Stated goal:
Drop all images and give the records again exactly.

---+---

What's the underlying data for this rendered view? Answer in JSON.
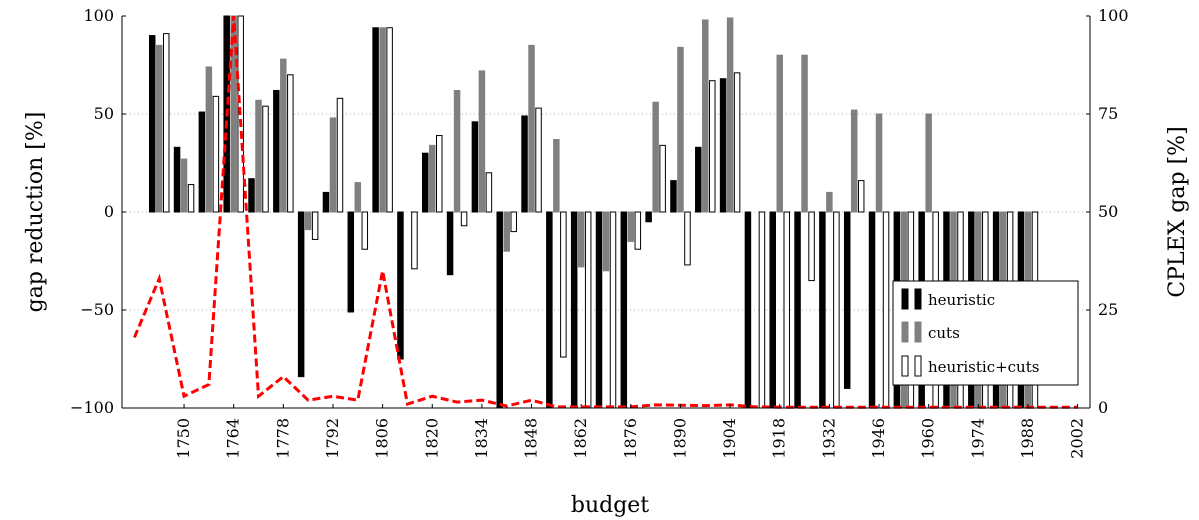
{
  "chart_data": {
    "type": "bar",
    "title": "",
    "xlabel": "budget",
    "ylabel": "gap reduction [%]",
    "ylabel_right": "CPLEX gap [%]",
    "ylim": [
      -100,
      100
    ],
    "ylim_right": [
      0,
      100
    ],
    "yticks": [
      "−100",
      "−50",
      "0",
      "50",
      "100"
    ],
    "yticks_right": [
      "0",
      "25",
      "50",
      "75",
      "100"
    ],
    "grid": true,
    "legend_position": "lower-right",
    "categories": [
      1736,
      1743,
      1750,
      1757,
      1764,
      1771,
      1778,
      1785,
      1792,
      1799,
      1806,
      1813,
      1820,
      1827,
      1834,
      1841,
      1848,
      1855,
      1862,
      1869,
      1876,
      1883,
      1890,
      1897,
      1904,
      1911,
      1918,
      1925,
      1932,
      1939,
      1946,
      1953,
      1960,
      1967,
      1974,
      1981,
      1988,
      1995,
      2002
    ],
    "xtick_labels": [
      "1750",
      "1764",
      "1778",
      "1792",
      "1806",
      "1820",
      "1834",
      "1848",
      "1862",
      "1876",
      "1890",
      "1904",
      "1918",
      "1932",
      "1946",
      "1960",
      "1974",
      "1988",
      "2002"
    ],
    "series": [
      {
        "name": "heuristic",
        "color": "#000000",
        "values": [
          0,
          90,
          33,
          51,
          100,
          17,
          62,
          -84,
          10,
          -51,
          94,
          -75,
          30,
          -32,
          46,
          -100,
          49,
          -100,
          -100,
          -100,
          -100,
          -5,
          16,
          33,
          68,
          -100,
          -100,
          -100,
          -100,
          -90,
          -100,
          -100,
          -100,
          -100,
          -100,
          -100,
          -100,
          0,
          0
        ]
      },
      {
        "name": "cuts",
        "color": "#808080",
        "values": [
          0,
          85,
          27,
          74,
          100,
          57,
          78,
          -9,
          48,
          15,
          94,
          0,
          34,
          62,
          72,
          -20,
          85,
          37,
          -28,
          -30,
          -15,
          56,
          84,
          98,
          99,
          0,
          80,
          80,
          10,
          52,
          50,
          -100,
          50,
          -100,
          -100,
          -100,
          -100,
          0,
          0
        ]
      },
      {
        "name": "heuristic+cuts",
        "color": "#ffffff",
        "values": [
          0,
          91,
          14,
          59,
          100,
          54,
          70,
          -14,
          58,
          -19,
          94,
          -29,
          39,
          -7,
          20,
          -10,
          53,
          -74,
          -100,
          -100,
          -19,
          34,
          -27,
          67,
          71,
          -100,
          -100,
          -35,
          -100,
          16,
          -100,
          -100,
          -100,
          -100,
          -100,
          -100,
          -100,
          0,
          0
        ]
      }
    ],
    "line_series": {
      "name": "CPLEX gap",
      "color": "#ff0000",
      "axis": "right",
      "values": [
        18,
        33,
        3,
        6,
        100,
        3,
        8,
        2,
        3,
        2,
        35,
        1,
        3,
        1.5,
        2,
        0.5,
        2,
        0.3,
        0.3,
        0.3,
        0.3,
        0.8,
        0.7,
        0.6,
        0.8,
        0.3,
        0.2,
        0.2,
        0.2,
        0.2,
        0.2,
        0.2,
        0.2,
        0.2,
        0.2,
        0.2,
        0.2,
        0.2,
        0.2
      ]
    }
  }
}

---+---

Written reply:
What's the underlying data for this rendered view? Answer in JSON.
{
  "chart_data": {
    "type": "bar",
    "title": "",
    "xlabel": "budget",
    "ylabel": "gap reduction [%]",
    "ylabel_right": "CPLEX gap [%]",
    "ylim": [
      -100,
      100
    ],
    "ylim_right": [
      0,
      100
    ],
    "yticks": [
      "−100",
      "−50",
      "0",
      "50",
      "100"
    ],
    "yticks_right": [
      "0",
      "25",
      "50",
      "75",
      "100"
    ],
    "grid": true,
    "legend_position": "lower-right",
    "categories": [
      1736,
      1743,
      1750,
      1757,
      1764,
      1771,
      1778,
      1785,
      1792,
      1799,
      1806,
      1813,
      1820,
      1827,
      1834,
      1841,
      1848,
      1855,
      1862,
      1869,
      1876,
      1883,
      1890,
      1897,
      1904,
      1911,
      1918,
      1925,
      1932,
      1939,
      1946,
      1953,
      1960,
      1967,
      1974,
      1981,
      1988,
      1995,
      2002
    ],
    "xtick_labels": [
      "1750",
      "1764",
      "1778",
      "1792",
      "1806",
      "1820",
      "1834",
      "1848",
      "1862",
      "1876",
      "1890",
      "1904",
      "1918",
      "1932",
      "1946",
      "1960",
      "1974",
      "1988",
      "2002"
    ],
    "series": [
      {
        "name": "heuristic",
        "color": "#000000",
        "values": [
          0,
          90,
          33,
          51,
          100,
          17,
          62,
          -84,
          10,
          -51,
          94,
          -75,
          30,
          -32,
          46,
          -100,
          49,
          -100,
          -100,
          -100,
          -100,
          -5,
          16,
          33,
          68,
          -100,
          -100,
          -100,
          -100,
          -90,
          -100,
          -100,
          -100,
          -100,
          -100,
          -100,
          -100,
          0,
          0
        ]
      },
      {
        "name": "cuts",
        "color": "#808080",
        "values": [
          0,
          85,
          27,
          74,
          100,
          57,
          78,
          -9,
          48,
          15,
          94,
          0,
          34,
          62,
          72,
          -20,
          85,
          37,
          -28,
          -30,
          -15,
          56,
          84,
          98,
          99,
          0,
          80,
          80,
          10,
          52,
          50,
          -100,
          50,
          -100,
          -100,
          -100,
          -100,
          0,
          0
        ]
      },
      {
        "name": "heuristic+cuts",
        "color": "#ffffff",
        "values": [
          0,
          91,
          14,
          59,
          100,
          54,
          70,
          -14,
          58,
          -19,
          94,
          -29,
          39,
          -7,
          20,
          -10,
          53,
          -74,
          -100,
          -100,
          -19,
          34,
          -27,
          67,
          71,
          -100,
          -100,
          -35,
          -100,
          16,
          -100,
          -100,
          -100,
          -100,
          -100,
          -100,
          -100,
          0,
          0
        ]
      }
    ],
    "line_series": {
      "name": "CPLEX gap",
      "color": "#ff0000",
      "axis": "right",
      "values": [
        18,
        33,
        3,
        6,
        100,
        3,
        8,
        2,
        3,
        2,
        35,
        1,
        3,
        1.5,
        2,
        0.5,
        2,
        0.3,
        0.3,
        0.3,
        0.3,
        0.8,
        0.7,
        0.6,
        0.8,
        0.3,
        0.2,
        0.2,
        0.2,
        0.2,
        0.2,
        0.2,
        0.2,
        0.2,
        0.2,
        0.2,
        0.2,
        0.2,
        0.2
      ]
    }
  }
}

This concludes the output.